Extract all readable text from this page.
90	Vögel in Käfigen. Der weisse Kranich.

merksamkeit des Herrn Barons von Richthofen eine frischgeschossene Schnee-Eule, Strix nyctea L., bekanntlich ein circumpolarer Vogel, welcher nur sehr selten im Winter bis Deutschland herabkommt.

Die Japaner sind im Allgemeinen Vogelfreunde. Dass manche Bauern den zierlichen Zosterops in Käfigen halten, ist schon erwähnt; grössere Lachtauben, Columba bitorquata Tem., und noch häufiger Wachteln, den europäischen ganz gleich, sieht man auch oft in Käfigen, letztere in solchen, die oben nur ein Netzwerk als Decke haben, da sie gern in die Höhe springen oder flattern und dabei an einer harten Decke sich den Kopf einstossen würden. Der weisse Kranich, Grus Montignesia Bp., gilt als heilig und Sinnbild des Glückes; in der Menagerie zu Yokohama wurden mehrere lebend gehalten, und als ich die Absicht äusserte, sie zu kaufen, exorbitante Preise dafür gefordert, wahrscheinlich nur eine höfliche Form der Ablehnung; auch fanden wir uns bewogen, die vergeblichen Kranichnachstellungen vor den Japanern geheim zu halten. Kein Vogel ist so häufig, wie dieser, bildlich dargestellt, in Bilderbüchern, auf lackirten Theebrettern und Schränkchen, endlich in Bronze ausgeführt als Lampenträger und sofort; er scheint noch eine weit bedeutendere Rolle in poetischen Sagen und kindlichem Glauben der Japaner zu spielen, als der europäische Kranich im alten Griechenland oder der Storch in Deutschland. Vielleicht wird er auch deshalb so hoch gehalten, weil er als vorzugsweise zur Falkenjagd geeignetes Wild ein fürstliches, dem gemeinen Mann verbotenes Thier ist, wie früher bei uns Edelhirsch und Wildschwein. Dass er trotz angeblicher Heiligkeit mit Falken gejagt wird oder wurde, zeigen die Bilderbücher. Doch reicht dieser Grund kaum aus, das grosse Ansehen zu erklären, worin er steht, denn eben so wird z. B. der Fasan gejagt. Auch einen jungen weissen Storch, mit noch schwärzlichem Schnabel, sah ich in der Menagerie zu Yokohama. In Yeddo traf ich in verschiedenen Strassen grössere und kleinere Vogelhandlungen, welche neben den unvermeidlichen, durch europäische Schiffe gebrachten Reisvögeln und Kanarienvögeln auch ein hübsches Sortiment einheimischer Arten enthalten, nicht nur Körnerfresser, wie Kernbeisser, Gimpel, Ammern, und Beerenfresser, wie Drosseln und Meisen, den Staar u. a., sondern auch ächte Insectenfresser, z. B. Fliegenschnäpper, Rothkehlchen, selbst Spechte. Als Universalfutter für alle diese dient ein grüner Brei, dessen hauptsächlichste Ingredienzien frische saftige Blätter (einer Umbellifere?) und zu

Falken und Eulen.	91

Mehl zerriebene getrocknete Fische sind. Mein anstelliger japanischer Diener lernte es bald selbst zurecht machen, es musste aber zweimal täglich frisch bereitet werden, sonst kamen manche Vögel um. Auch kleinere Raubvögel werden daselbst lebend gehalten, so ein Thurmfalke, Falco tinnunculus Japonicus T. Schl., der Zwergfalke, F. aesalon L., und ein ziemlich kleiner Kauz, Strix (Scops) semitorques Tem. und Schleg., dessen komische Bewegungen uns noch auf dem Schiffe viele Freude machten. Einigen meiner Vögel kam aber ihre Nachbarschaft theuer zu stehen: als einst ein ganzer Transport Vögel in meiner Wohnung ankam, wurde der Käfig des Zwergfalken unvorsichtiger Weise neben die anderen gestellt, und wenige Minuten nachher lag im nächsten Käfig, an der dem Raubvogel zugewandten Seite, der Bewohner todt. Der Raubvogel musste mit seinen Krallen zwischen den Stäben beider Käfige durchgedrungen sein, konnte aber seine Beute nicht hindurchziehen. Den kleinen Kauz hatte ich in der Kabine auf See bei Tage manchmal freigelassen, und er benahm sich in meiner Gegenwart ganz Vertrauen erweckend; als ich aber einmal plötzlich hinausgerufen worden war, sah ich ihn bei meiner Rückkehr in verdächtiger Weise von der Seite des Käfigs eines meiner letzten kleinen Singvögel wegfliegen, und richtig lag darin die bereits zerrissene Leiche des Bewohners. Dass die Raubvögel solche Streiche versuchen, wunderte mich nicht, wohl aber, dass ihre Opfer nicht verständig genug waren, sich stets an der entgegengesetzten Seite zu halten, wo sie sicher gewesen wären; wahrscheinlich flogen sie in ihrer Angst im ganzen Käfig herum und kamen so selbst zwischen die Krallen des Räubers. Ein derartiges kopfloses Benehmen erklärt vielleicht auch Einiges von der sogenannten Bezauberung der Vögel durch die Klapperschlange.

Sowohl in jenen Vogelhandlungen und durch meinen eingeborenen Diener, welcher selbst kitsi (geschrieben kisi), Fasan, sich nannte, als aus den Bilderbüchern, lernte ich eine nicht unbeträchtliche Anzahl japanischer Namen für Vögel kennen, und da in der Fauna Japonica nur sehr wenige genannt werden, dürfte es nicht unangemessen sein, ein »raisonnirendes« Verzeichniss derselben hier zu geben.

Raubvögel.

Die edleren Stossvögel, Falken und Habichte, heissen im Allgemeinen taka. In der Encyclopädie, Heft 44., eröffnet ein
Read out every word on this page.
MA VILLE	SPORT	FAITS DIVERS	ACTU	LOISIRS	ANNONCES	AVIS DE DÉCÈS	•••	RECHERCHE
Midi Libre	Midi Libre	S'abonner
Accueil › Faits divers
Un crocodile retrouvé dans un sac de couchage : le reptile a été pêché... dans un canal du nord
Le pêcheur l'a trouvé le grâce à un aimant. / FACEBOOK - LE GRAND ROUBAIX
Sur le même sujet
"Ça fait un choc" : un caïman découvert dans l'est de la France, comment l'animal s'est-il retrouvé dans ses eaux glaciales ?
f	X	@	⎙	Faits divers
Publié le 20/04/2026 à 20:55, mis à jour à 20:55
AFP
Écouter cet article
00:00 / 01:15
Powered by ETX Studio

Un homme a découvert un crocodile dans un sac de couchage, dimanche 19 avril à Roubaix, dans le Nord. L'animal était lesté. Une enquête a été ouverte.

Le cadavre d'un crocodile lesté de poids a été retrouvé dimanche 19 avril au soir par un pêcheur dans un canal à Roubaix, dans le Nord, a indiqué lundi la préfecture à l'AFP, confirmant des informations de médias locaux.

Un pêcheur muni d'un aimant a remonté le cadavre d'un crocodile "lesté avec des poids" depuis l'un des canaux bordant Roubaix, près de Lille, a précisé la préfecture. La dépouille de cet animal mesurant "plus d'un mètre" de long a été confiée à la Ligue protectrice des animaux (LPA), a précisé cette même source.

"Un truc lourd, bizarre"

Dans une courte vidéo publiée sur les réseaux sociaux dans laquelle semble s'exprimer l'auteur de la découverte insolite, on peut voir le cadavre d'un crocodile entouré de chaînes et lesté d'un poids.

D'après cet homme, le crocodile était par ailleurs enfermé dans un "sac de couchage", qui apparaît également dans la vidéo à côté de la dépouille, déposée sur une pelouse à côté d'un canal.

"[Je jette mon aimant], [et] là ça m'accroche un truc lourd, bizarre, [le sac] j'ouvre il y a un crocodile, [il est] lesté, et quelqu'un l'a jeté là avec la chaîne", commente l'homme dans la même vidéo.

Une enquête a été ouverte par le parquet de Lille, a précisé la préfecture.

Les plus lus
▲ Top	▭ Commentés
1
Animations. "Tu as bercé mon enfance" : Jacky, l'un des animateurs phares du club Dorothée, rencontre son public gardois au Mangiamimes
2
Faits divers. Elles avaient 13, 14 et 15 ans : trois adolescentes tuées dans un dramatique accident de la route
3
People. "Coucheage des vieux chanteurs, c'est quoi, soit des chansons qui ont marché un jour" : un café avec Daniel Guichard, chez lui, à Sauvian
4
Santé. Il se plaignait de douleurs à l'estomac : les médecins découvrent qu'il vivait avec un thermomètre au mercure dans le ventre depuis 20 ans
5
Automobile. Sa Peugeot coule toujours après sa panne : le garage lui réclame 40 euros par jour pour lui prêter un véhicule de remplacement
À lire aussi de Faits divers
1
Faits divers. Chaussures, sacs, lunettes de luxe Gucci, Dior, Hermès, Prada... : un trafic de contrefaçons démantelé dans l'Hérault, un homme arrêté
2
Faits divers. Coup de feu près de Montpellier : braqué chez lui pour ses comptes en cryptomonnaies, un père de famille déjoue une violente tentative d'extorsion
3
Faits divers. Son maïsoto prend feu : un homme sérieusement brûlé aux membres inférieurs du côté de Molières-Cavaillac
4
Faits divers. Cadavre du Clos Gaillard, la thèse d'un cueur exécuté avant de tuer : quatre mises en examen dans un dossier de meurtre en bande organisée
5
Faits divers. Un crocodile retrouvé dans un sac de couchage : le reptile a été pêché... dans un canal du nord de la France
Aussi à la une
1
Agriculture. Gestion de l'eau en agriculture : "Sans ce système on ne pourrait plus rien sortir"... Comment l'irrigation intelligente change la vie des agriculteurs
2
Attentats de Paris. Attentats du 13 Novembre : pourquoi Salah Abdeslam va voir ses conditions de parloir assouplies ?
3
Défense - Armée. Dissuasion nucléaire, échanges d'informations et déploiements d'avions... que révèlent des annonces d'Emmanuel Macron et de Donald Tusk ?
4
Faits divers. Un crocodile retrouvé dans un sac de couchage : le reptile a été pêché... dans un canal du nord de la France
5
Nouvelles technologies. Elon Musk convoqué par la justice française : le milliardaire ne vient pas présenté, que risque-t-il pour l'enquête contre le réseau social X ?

##########

In the entries above, count each line with "animal"; reply with the total only.

* **THE COMPLETED TASK**: 3